QUOTED PASSAGE:
---------------
International hospitality from Iceland to Bosnia
Each winter, these igloo communities pop up in six different locations – four in Switzerland, one in Andorra, and one in Germany on the reliably frozen heights of Zugspitze. Using the ancient knowledge of the Inuit, that air pockets trapped in snow make it a surprisingly good material for insulation, these snow chambers are just about warm enough to spend a night in, once you’re ensconced in one of the sleeping bags provided, lying on top of an icy ‘bed’ with a blanket or lambskin spread over it.
The igloos themselves come in various grades, from Standard (a six-bed affair for families and friends) to Romantic Plus – an igloo for two with its own en-suite bathroom and Prosecco thrown in. Snow artists have also been let loose on the designs, and igloos sport fanciful carvings of anything from swans to the stone faces of Angkor. All guests partake in mulled wine, an evening meal of cheese fondue, a hot whirlpool bath in the snow and sometimes a nighttime snowshoe trip. At Zugspitze, guests descend the mountain in the morning for breakfast in a log cabin.
The location is an astonishment in itself. Zugspitze is Germany’s highest mountain, at 2,962m. The rack railway that winds its way up makes its final climb inside the mountain, leaving passengers to emerge blinking onto the snowfield at the top, where the igloo village takes shape every winter. From here on a clear day, there’s a view of four countries: Austria, Germany, Italy and Switzerland.
Iglu-Dorf Zugspitze is open from 31 December to mid-April, weather conditions permitting. Zugspitze is reached on the rack railway from Garmisch-Partenkirchen. The closest international airport is Innsbruck, an hour’s drive away. Garmisch-Partenkirchen is 1½ hours by train from Innsbruck.
---------------
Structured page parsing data
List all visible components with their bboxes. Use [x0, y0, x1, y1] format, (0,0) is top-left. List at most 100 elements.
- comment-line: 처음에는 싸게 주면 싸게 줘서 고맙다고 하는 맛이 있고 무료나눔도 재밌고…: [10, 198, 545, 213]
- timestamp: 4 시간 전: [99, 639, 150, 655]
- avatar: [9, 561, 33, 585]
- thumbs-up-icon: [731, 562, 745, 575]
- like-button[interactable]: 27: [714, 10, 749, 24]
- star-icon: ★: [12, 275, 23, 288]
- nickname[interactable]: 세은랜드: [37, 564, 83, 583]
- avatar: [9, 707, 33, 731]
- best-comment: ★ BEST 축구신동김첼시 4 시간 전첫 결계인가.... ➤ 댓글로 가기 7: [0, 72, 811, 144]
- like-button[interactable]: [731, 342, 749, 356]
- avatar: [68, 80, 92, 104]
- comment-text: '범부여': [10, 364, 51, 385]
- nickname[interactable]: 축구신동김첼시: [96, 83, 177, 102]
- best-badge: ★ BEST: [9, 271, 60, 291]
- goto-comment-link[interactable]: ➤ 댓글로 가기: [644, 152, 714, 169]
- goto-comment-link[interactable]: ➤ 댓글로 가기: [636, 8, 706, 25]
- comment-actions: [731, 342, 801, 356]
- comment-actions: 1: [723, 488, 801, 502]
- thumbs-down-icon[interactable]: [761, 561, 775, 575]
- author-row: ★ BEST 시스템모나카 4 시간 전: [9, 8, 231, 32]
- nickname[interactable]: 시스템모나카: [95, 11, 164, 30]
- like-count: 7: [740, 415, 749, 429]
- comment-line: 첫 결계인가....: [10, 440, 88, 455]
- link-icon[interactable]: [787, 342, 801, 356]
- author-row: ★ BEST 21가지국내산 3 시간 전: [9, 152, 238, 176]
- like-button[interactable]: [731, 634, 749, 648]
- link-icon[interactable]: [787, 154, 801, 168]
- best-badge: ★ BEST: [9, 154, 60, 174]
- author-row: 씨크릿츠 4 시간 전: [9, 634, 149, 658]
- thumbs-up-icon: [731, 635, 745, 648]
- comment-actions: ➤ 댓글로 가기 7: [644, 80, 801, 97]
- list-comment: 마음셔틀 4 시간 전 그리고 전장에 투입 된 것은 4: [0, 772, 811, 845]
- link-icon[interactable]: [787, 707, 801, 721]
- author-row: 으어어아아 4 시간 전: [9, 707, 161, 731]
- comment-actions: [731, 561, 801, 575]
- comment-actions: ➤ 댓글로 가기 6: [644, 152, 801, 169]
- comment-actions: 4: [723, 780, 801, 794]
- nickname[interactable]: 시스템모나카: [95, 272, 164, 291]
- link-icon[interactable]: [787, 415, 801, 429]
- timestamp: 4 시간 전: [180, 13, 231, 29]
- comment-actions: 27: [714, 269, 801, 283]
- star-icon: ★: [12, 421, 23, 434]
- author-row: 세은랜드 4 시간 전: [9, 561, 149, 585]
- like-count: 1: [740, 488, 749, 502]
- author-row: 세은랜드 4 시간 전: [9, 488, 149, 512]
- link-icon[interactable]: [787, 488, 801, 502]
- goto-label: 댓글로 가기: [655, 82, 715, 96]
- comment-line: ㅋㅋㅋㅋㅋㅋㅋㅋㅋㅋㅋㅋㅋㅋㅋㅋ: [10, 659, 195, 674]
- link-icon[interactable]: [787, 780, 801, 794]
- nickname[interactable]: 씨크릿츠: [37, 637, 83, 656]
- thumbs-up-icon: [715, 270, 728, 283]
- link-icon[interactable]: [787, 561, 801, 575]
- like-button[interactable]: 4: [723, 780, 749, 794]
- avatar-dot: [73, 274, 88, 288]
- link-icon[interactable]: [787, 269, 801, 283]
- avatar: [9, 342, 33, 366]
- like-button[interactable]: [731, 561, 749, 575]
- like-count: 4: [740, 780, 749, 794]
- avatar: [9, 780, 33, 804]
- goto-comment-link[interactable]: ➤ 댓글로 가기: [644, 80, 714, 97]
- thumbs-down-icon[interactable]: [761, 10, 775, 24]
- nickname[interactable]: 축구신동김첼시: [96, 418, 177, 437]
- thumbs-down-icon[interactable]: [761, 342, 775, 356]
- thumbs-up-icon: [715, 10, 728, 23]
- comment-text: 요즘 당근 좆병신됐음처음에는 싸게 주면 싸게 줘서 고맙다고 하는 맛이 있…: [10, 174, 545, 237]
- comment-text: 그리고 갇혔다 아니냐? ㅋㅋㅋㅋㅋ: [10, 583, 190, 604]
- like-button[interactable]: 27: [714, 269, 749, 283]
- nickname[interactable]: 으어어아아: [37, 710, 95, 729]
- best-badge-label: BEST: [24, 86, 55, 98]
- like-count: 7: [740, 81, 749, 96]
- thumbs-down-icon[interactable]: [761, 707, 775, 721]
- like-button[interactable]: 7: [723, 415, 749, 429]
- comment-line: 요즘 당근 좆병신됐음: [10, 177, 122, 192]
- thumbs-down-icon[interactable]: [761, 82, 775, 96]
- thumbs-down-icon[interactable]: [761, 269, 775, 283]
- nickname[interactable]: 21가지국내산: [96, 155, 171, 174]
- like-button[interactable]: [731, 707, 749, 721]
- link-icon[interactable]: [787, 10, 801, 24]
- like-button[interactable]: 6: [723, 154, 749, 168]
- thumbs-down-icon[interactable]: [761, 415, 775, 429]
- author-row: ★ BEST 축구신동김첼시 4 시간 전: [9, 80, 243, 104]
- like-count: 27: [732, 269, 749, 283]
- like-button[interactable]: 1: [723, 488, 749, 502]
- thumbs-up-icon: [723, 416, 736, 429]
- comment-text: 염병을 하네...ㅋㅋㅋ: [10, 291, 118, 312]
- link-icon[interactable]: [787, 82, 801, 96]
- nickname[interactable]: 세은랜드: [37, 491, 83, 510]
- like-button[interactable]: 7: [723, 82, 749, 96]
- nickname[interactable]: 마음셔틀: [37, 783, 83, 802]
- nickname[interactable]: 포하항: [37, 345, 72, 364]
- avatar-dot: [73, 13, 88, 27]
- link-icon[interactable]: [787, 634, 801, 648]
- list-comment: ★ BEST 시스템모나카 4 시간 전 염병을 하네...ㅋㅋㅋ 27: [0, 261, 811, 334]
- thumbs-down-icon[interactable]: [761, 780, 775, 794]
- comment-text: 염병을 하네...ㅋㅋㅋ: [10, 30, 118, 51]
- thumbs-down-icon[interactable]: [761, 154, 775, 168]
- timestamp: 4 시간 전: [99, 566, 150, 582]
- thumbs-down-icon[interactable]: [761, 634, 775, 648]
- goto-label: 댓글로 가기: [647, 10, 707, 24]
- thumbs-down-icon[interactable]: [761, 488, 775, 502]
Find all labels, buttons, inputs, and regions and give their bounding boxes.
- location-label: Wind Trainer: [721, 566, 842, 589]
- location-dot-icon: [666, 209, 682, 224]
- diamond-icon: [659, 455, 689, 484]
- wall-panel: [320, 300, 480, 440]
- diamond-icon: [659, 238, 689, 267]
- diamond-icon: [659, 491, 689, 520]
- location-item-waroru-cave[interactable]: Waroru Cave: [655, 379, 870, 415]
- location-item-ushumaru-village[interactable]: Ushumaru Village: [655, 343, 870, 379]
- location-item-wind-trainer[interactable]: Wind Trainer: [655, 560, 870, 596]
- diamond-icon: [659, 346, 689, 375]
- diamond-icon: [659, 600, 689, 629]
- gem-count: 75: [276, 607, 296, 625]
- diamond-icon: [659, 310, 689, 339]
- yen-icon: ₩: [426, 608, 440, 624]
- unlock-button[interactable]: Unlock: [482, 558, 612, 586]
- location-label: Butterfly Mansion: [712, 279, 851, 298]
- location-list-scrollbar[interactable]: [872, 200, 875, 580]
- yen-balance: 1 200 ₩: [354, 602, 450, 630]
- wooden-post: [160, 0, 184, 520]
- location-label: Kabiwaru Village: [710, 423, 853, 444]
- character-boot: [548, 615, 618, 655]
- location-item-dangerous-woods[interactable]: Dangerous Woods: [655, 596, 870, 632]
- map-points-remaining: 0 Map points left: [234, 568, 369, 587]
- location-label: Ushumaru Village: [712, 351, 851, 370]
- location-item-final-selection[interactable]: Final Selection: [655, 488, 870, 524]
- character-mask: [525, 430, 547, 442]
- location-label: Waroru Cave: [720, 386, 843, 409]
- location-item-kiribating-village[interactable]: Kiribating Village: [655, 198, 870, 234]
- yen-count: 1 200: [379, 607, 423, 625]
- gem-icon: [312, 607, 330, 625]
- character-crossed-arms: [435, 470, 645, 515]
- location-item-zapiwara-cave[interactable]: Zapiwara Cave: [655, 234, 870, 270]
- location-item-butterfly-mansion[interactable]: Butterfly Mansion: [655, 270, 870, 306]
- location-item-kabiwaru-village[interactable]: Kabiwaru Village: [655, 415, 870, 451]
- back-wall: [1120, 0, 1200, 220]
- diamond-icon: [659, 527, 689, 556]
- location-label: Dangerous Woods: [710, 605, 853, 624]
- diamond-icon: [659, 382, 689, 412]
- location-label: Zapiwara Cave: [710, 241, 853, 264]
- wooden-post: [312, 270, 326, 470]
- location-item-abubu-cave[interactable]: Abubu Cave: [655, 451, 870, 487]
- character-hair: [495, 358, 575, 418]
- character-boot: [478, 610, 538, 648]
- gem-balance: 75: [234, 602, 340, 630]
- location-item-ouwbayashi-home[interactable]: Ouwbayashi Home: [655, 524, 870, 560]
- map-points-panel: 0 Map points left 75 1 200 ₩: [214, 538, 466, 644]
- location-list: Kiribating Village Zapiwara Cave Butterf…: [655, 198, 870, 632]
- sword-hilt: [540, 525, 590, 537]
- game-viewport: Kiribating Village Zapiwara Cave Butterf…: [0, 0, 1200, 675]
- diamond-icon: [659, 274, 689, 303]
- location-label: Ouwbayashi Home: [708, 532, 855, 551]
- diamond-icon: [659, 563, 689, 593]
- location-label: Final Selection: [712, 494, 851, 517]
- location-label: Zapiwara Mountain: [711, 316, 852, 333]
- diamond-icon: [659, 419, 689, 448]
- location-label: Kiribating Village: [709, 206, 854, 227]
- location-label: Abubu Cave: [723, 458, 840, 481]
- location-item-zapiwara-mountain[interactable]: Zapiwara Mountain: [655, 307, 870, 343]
---------------
EXERCISE INSTRUCTIONS:
(a) Transcribe the passage on igloo villages word for word, starting with "Iglu-Dorf Zugspitze is" and going on through "train from Innsbruck.".
(b) Which countries does the passage on igloo villages say can be seen from the top of Zugspitze on a clear day?

SOLUTIONS TO THE TASKS:
(a)
Iglu-Dorf Zugspitze is open from 31 December to mid-April, weather conditions permitting. Zugspitze is reached on the rack railway from Garmisch-Partenkirchen. The closest international airport is Innsbruck, an hour’s drive away. Garmisch-Partenkirchen is 1½ hours by train from Innsbruck.

(b) Austria, Germany, Italy and Switzerland